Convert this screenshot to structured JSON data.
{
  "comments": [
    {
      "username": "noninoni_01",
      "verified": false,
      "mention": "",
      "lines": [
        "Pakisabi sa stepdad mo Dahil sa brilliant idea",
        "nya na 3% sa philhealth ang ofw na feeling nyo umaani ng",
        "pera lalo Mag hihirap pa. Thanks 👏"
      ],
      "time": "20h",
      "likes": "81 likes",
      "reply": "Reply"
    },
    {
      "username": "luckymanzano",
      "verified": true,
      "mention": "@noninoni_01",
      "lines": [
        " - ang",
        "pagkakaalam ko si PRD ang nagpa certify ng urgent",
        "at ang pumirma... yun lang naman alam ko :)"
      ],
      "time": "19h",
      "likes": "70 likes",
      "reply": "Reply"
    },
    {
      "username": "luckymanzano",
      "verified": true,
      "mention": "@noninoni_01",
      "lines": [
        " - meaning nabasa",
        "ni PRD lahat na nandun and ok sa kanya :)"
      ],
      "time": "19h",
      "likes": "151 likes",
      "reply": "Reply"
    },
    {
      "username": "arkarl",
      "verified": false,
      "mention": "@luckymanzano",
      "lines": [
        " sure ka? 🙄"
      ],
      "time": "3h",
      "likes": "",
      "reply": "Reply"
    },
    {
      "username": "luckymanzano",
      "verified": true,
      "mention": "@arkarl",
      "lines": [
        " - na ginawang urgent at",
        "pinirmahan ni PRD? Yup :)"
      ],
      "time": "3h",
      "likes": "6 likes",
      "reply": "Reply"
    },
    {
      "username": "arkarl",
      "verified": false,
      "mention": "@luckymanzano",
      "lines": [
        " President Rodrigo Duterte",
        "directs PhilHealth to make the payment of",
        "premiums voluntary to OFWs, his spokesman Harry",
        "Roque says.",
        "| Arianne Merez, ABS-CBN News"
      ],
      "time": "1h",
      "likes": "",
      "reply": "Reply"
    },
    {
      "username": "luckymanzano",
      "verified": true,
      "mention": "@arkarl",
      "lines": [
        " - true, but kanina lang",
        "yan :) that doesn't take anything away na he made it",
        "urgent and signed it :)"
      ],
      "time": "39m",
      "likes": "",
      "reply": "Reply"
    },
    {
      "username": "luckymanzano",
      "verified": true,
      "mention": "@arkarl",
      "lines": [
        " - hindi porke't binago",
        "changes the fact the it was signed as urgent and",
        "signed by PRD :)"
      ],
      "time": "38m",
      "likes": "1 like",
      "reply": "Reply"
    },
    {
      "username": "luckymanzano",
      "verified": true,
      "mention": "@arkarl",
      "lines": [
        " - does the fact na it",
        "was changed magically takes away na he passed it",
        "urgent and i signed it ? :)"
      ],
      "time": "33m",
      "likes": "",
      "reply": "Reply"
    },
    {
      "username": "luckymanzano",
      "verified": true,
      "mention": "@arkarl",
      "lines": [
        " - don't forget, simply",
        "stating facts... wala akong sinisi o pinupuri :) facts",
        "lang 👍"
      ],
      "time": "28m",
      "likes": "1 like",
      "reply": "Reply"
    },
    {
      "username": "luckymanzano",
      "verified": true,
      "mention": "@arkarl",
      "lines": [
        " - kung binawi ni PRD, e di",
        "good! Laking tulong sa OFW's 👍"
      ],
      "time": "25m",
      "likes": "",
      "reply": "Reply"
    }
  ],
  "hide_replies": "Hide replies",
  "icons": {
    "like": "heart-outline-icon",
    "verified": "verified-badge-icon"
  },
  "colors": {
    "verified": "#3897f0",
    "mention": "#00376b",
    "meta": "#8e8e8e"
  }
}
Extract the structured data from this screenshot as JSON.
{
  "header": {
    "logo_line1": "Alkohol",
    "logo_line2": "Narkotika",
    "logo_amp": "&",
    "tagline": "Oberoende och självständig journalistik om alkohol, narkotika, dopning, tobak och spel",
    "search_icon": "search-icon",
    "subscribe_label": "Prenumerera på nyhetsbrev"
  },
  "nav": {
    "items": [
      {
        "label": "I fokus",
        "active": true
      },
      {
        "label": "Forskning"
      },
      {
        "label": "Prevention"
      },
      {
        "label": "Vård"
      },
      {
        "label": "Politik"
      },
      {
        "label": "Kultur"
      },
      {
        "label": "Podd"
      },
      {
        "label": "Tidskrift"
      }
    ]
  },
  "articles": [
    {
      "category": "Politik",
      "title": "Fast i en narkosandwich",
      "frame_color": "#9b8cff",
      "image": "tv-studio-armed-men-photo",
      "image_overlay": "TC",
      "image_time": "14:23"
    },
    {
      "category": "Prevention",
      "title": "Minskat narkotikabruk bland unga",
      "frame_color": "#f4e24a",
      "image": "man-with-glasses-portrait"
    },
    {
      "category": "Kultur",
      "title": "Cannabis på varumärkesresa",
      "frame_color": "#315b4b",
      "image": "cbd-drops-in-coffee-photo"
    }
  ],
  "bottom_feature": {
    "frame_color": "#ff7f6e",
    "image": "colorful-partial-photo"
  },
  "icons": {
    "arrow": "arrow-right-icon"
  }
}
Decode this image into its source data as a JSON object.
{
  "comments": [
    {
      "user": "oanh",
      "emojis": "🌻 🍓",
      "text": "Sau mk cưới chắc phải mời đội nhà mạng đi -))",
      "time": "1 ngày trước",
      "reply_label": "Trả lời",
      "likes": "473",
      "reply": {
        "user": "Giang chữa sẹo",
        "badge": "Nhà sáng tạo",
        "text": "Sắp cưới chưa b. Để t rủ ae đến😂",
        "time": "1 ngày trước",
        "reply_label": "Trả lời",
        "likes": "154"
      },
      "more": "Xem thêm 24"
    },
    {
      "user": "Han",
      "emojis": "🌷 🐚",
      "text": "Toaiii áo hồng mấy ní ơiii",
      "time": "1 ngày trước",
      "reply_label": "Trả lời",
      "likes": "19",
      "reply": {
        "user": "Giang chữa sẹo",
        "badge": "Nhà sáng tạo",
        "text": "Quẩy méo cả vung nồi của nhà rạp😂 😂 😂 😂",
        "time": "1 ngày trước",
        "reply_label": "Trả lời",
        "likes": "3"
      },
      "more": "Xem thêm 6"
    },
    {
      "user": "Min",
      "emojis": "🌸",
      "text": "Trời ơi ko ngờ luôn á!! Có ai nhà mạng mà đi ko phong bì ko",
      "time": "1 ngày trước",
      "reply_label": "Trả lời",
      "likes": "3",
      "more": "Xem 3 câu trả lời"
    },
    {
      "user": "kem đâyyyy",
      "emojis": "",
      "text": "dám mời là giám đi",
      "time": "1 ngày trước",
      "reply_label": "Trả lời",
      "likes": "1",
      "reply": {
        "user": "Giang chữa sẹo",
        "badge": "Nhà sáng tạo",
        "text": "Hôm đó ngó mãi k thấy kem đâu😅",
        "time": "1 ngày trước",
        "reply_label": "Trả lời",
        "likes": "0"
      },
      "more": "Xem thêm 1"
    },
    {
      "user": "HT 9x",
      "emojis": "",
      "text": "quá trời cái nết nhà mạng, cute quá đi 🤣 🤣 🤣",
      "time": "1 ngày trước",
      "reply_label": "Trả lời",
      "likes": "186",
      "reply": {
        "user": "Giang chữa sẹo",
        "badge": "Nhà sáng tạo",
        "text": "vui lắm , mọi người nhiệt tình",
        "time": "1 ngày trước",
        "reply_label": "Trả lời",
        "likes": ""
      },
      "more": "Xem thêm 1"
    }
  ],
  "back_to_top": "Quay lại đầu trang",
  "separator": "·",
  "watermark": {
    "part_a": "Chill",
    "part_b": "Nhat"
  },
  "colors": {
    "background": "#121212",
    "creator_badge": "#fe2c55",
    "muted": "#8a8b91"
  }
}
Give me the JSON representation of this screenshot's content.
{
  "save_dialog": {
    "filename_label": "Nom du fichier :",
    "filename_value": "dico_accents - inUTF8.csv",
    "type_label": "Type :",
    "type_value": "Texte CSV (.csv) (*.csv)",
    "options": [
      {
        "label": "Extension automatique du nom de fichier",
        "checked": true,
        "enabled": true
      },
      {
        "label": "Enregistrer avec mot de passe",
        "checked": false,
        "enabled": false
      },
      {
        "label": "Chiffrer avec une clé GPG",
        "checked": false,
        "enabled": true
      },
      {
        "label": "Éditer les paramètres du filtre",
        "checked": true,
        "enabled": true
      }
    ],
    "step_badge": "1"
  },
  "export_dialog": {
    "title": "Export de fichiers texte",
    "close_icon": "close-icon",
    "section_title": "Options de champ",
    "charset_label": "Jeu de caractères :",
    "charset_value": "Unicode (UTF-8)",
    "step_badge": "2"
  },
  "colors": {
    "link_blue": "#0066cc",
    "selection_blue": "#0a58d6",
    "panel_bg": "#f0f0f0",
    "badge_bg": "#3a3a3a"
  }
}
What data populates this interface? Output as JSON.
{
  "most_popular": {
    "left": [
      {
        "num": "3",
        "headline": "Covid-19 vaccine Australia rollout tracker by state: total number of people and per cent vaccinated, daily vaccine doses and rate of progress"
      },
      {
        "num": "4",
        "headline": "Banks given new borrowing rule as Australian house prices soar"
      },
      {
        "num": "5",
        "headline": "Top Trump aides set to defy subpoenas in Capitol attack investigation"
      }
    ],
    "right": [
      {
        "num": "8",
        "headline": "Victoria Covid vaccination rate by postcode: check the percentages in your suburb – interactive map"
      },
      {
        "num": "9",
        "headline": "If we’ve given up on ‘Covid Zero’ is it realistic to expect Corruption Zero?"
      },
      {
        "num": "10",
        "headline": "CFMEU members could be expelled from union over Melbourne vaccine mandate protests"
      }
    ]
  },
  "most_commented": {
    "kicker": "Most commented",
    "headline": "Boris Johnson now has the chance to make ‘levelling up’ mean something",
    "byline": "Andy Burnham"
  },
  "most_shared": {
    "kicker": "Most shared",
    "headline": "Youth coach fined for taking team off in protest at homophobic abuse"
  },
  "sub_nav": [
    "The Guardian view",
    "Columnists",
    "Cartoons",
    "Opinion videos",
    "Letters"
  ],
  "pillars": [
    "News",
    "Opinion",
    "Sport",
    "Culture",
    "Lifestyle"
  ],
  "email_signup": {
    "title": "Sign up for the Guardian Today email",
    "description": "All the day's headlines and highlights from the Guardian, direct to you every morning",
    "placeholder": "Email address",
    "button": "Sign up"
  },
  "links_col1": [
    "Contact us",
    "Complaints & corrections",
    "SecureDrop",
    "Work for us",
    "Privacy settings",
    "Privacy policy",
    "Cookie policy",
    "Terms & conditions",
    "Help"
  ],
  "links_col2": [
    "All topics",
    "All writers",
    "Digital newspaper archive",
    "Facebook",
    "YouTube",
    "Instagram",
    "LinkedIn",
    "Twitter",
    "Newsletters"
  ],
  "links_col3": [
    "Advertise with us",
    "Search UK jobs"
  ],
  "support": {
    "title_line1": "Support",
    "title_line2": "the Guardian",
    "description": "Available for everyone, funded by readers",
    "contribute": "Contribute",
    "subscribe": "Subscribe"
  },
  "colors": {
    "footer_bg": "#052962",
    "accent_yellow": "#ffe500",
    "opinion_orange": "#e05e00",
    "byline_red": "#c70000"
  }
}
* * * *
Which lines include "this"? Copy each of them out.

Problem solution
Convert this screenshot to structured JSON data.
Extract the structured data from this screenshot as JSON.
Decode this image into its source data as a JSON object.
Give me the JSON representation of this screenshot's content.
What data populates this interface? Output as JSON.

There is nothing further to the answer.